THE TASK — Write out the listing below exactly, and omit any images you find in it.

########

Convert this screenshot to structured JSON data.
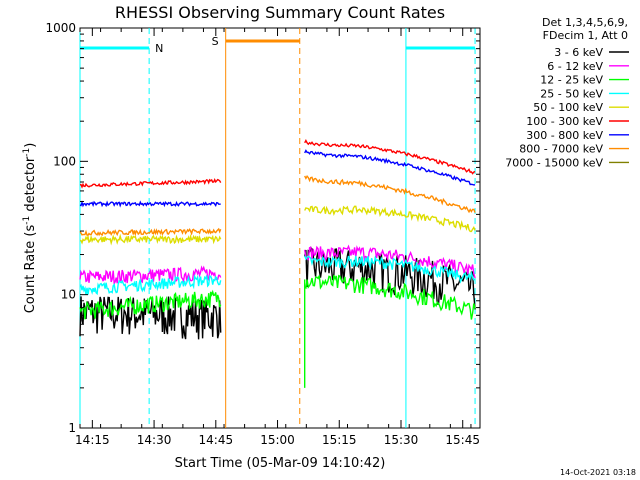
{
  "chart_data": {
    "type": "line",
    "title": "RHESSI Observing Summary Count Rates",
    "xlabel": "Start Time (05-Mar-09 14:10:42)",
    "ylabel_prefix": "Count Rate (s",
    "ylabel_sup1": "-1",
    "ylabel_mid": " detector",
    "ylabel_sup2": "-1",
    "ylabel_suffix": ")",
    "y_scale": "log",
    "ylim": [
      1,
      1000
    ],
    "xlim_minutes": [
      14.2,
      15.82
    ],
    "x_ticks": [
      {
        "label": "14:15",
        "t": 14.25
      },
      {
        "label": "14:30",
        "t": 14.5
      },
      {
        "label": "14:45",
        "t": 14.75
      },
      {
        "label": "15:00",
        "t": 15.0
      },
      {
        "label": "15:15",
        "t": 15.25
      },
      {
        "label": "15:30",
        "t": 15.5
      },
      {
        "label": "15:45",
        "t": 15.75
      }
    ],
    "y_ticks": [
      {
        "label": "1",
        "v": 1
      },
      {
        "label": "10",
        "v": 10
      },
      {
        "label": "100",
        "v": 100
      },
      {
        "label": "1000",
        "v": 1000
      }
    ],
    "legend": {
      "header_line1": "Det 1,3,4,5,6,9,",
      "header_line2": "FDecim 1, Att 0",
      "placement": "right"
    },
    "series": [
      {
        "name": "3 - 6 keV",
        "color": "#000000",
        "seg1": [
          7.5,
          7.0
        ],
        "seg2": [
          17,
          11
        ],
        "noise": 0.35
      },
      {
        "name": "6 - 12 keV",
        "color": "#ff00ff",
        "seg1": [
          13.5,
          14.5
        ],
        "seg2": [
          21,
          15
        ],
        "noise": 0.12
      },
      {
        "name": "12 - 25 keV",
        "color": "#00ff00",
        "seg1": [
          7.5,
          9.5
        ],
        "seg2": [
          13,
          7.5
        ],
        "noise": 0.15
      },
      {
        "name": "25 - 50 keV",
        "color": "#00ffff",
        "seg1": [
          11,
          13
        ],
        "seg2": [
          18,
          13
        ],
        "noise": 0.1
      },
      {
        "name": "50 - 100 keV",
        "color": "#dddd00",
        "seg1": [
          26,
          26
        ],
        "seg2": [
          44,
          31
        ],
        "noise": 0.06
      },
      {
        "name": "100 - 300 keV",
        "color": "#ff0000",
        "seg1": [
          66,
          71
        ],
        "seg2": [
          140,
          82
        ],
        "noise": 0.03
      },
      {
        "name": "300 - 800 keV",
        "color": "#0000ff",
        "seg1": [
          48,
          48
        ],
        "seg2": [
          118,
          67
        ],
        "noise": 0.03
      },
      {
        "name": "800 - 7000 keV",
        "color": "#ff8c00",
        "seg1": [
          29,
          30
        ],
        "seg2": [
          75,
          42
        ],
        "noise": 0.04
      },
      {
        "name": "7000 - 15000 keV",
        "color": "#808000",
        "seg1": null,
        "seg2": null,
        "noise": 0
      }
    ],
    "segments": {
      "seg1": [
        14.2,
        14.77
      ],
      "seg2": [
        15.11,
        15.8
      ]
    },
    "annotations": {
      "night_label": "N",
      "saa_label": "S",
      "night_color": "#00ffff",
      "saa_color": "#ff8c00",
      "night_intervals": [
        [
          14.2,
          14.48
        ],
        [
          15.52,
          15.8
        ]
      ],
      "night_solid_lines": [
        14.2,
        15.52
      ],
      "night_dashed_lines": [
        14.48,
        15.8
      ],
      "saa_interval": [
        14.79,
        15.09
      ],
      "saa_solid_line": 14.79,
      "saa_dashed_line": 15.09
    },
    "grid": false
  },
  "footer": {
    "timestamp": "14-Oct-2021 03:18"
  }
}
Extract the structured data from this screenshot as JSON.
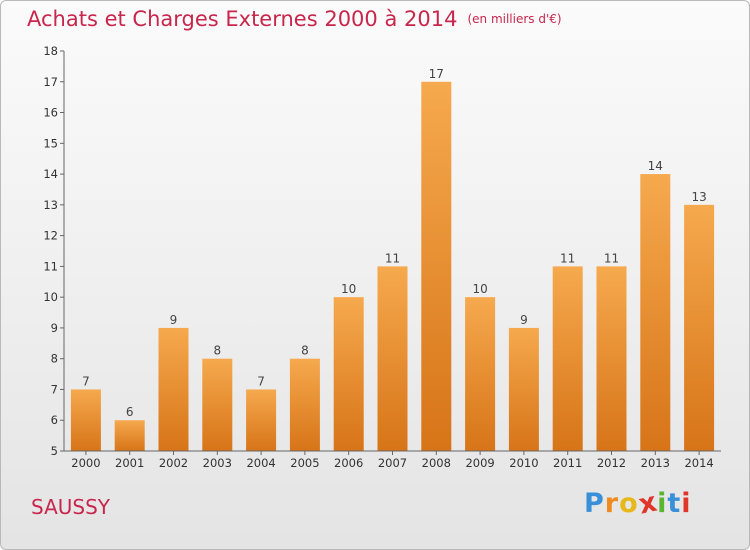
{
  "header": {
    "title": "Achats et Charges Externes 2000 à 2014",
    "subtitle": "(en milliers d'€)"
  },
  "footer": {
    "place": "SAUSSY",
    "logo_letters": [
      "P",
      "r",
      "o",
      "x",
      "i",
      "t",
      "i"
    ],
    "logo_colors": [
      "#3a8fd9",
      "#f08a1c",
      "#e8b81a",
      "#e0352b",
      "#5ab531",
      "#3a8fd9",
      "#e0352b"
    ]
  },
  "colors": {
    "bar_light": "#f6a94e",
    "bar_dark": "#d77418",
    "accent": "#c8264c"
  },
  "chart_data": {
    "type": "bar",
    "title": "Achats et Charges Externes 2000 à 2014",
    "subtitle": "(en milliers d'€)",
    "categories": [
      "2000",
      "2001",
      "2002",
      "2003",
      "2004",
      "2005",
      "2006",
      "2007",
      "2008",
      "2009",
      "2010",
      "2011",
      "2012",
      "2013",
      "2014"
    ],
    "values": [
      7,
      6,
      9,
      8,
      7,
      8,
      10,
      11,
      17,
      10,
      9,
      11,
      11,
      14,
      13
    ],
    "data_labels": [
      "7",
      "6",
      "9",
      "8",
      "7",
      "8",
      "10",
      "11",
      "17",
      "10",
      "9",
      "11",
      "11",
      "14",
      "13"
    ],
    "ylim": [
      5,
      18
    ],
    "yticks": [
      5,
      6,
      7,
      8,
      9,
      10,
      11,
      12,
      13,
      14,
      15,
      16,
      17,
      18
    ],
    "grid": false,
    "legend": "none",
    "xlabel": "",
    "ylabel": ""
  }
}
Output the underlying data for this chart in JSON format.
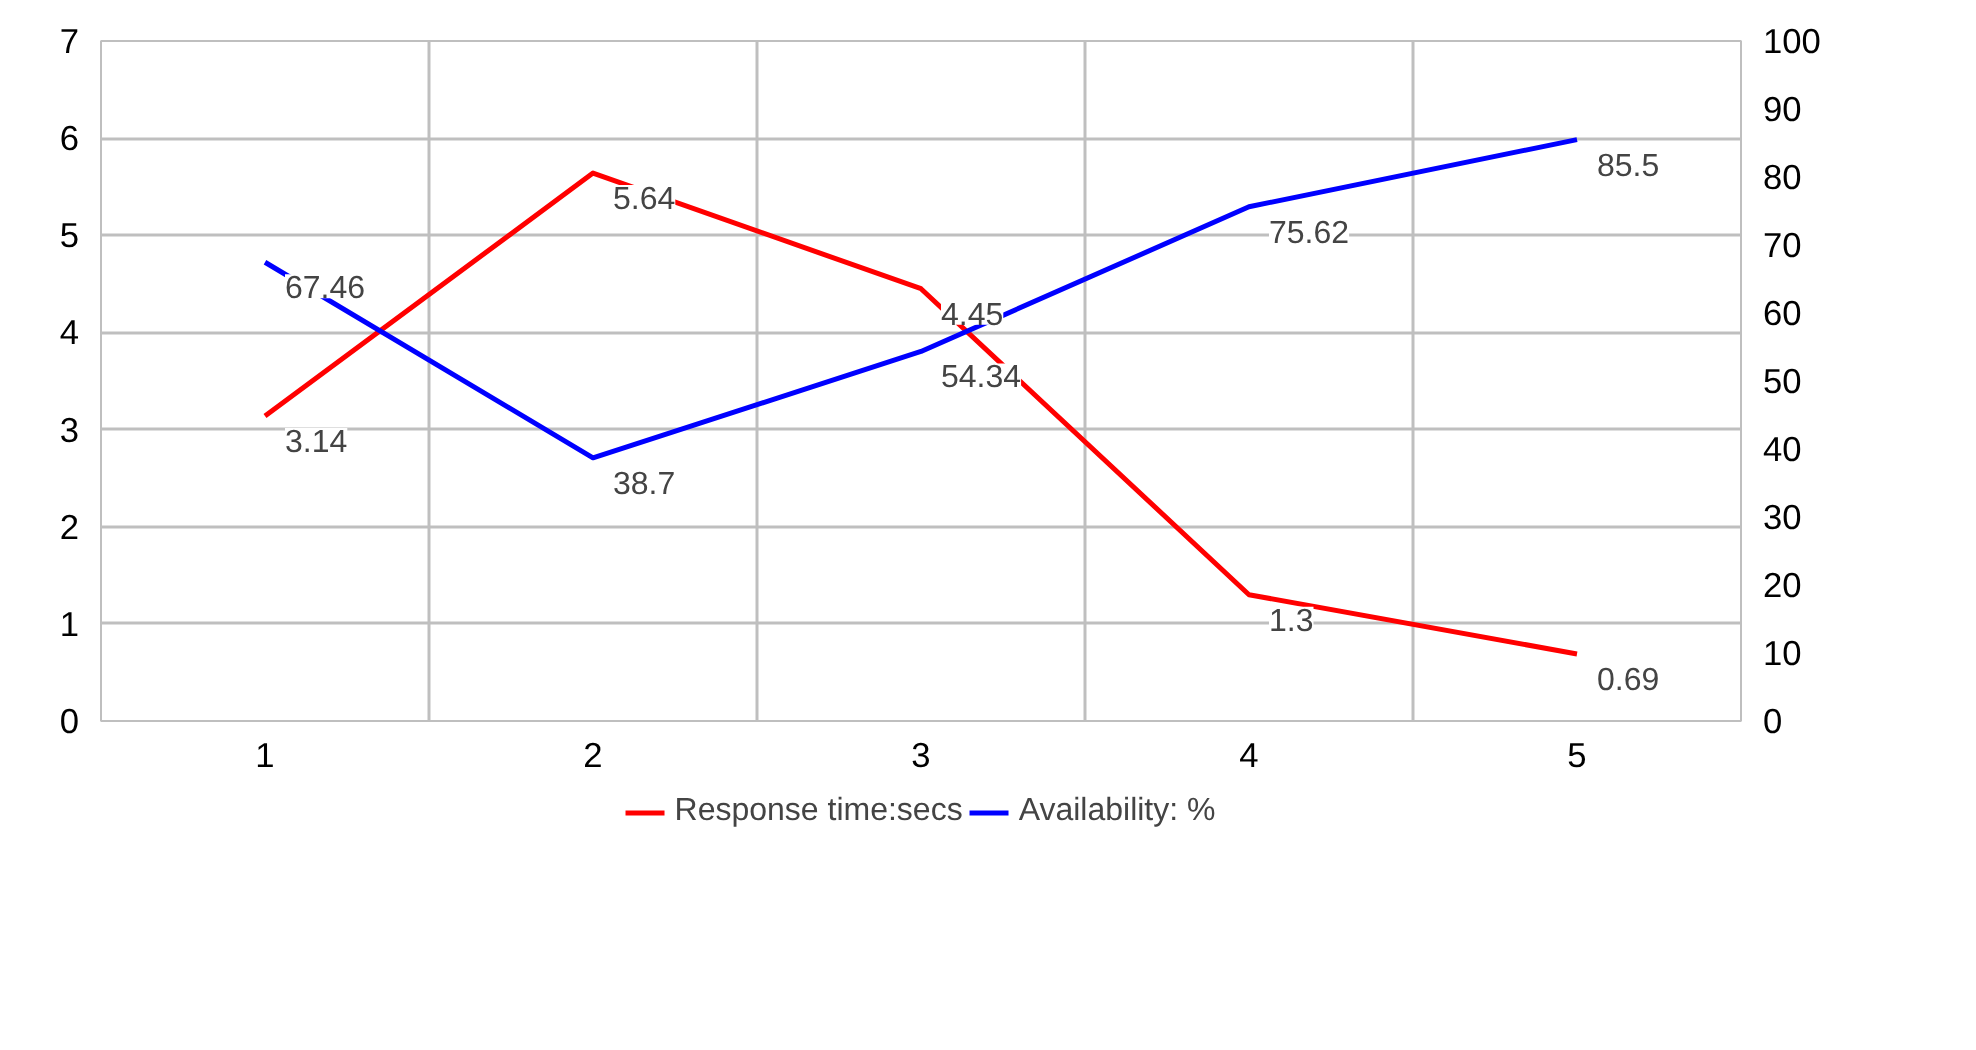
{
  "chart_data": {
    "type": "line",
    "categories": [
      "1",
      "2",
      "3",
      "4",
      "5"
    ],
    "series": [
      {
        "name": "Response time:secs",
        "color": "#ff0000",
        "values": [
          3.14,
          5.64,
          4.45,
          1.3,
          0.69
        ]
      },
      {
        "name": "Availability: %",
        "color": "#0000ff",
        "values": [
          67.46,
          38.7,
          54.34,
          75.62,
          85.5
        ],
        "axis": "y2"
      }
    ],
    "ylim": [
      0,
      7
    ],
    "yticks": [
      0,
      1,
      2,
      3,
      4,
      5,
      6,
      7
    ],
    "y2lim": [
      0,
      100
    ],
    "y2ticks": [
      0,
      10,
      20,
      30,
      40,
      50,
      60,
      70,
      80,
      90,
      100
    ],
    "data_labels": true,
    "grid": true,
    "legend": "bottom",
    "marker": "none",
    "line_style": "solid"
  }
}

########

WRITTEN SOLUTION —
Convert this screenshot to structured JSON data.
{
  "chart_data": {
    "type": "line",
    "title": "RHESSI Observing Summary Count Rates",
    "xlabel": "Start Time (05-Mar-09 14:10:42)",
    "ylabel_prefix": "Count Rate (s",
    "ylabel_sup1": "-1",
    "ylabel_mid": " detector",
    "ylabel_sup2": "-1",
    "ylabel_suffix": ")",
    "y_scale": "log",
    "ylim": [
      1,
      1000
    ],
    "xlim_minutes": [
      14.2,
      15.82
    ],
    "x_ticks": [
      {
        "label": "14:15",
        "t": 14.25
      },
      {
        "label": "14:30",
        "t": 14.5
      },
      {
        "label": "14:45",
        "t": 14.75
      },
      {
        "label": "15:00",
        "t": 15.0
      },
      {
        "label": "15:15",
        "t": 15.25
      },
      {
        "label": "15:30",
        "t": 15.5
      },
      {
        "label": "15:45",
        "t": 15.75
      }
    ],
    "y_ticks": [
      {
        "label": "1",
        "v": 1
      },
      {
        "label": "10",
        "v": 10
      },
      {
        "label": "100",
        "v": 100
      },
      {
        "label": "1000",
        "v": 1000
      }
    ],
    "legend": {
      "header_line1": "Det 1,3,4,5,6,9,",
      "header_line2": "FDecim 1, Att 0",
      "placement": "right"
    },
    "series": [
      {
        "name": "3 - 6 keV",
        "color": "#000000",
        "seg1": [
          7.5,
          7.0
        ],
        "seg2": [
          17,
          11
        ],
        "noise": 0.35
      },
      {
        "name": "6 - 12 keV",
        "color": "#ff00ff",
        "seg1": [
          13.5,
          14.5
        ],
        "seg2": [
          21,
          15
        ],
        "noise": 0.12
      },
      {
        "name": "12 - 25 keV",
        "color": "#00ff00",
        "seg1": [
          7.5,
          9.5
        ],
        "seg2": [
          13,
          7.5
        ],
        "noise": 0.15
      },
      {
        "name": "25 - 50 keV",
        "color": "#00ffff",
        "seg1": [
          11,
          13
        ],
        "seg2": [
          18,
          13
        ],
        "noise": 0.1
      },
      {
        "name": "50 - 100 keV",
        "color": "#dddd00",
        "seg1": [
          26,
          26
        ],
        "seg2": [
          44,
          31
        ],
        "noise": 0.06
      },
      {
        "name": "100 - 300 keV",
        "color": "#ff0000",
        "seg1": [
          66,
          71
        ],
        "seg2": [
          140,
          82
        ],
        "noise": 0.03
      },
      {
        "name": "300 - 800 keV",
        "color": "#0000ff",
        "seg1": [
          48,
          48
        ],
        "seg2": [
          118,
          67
        ],
        "noise": 0.03
      },
      {
        "name": "800 - 7000 keV",
        "color": "#ff8c00",
        "seg1": [
          29,
          30
        ],
        "seg2": [
          75,
          42
        ],
        "noise": 0.04
      },
      {
        "name": "7000 - 15000 keV",
        "color": "#808000",
        "seg1": null,
        "seg2": null,
        "noise": 0
      }
    ],
    "segments": {
      "seg1": [
        14.2,
        14.77
      ],
      "seg2": [
        15.11,
        15.8
      ]
    },
    "annotations": {
      "night_label": "N",
      "saa_label": "S",
      "night_color": "#00ffff",
      "saa_color": "#ff8c00",
      "night_intervals": [
        [
          14.2,
          14.48
        ],
        [
          15.52,
          15.8
        ]
      ],
      "night_solid_lines": [
        14.2,
        15.52
      ],
      "night_dashed_lines": [
        14.48,
        15.8
      ],
      "saa_interval": [
        14.79,
        15.09
      ],
      "saa_solid_line": 14.79,
      "saa_dashed_line": 15.09
    },
    "grid": false
  },
  "footer": {
    "timestamp": "14-Oct-2021 03:18"
  }
}
Extract the structured data from this screenshot as JSON.
{
  "header": {
    "title": "Achats et Charges Externes 2000 à 2014",
    "subtitle": "(en milliers d'€)"
  },
  "footer": {
    "place": "SAUSSY",
    "logo_letters": [
      "P",
      "r",
      "o",
      "x",
      "i",
      "t",
      "i"
    ],
    "logo_colors": [
      "#3a8fd9",
      "#f08a1c",
      "#e8b81a",
      "#e0352b",
      "#5ab531",
      "#3a8fd9",
      "#e0352b"
    ]
  },
  "colors": {
    "bar_light": "#f6a94e",
    "bar_dark": "#d77418",
    "accent": "#c8264c"
  },
  "chart_data": {
    "type": "bar",
    "title": "Achats et Charges Externes 2000 à 2014",
    "subtitle": "(en milliers d'€)",
    "categories": [
      "2000",
      "2001",
      "2002",
      "2003",
      "2004",
      "2005",
      "2006",
      "2007",
      "2008",
      "2009",
      "2010",
      "2011",
      "2012",
      "2013",
      "2014"
    ],
    "values": [
      7,
      6,
      9,
      8,
      7,
      8,
      10,
      11,
      17,
      10,
      9,
      11,
      11,
      14,
      13
    ],
    "data_labels": [
      "7",
      "6",
      "9",
      "8",
      "7",
      "8",
      "10",
      "11",
      "17",
      "10",
      "9",
      "11",
      "11",
      "14",
      "13"
    ],
    "ylim": [
      5,
      18
    ],
    "yticks": [
      5,
      6,
      7,
      8,
      9,
      10,
      11,
      12,
      13,
      14,
      15,
      16,
      17,
      18
    ],
    "grid": false,
    "legend": "none",
    "xlabel": "",
    "ylabel": ""
  }
}
Output the underlying data for this chart in JSON format.
{
  "chart_data": {
    "type": "line",
    "categories": [
      "1",
      "2",
      "3",
      "4",
      "5"
    ],
    "series": [
      {
        "name": "Response time:secs",
        "color": "#ff0000",
        "values": [
          3.14,
          5.64,
          4.45,
          1.3,
          0.69
        ]
      },
      {
        "name": "Availability: %",
        "color": "#0000ff",
        "values": [
          67.46,
          38.7,
          54.34,
          75.62,
          85.5
        ],
        "axis": "y2"
      }
    ],
    "ylim": [
      0,
      7
    ],
    "yticks": [
      0,
      1,
      2,
      3,
      4,
      5,
      6,
      7
    ],
    "y2lim": [
      0,
      100
    ],
    "y2ticks": [
      0,
      10,
      20,
      30,
      40,
      50,
      60,
      70,
      80,
      90,
      100
    ],
    "data_labels": true,
    "grid": true,
    "legend": "bottom",
    "marker": "none",
    "line_style": "solid"
  }
}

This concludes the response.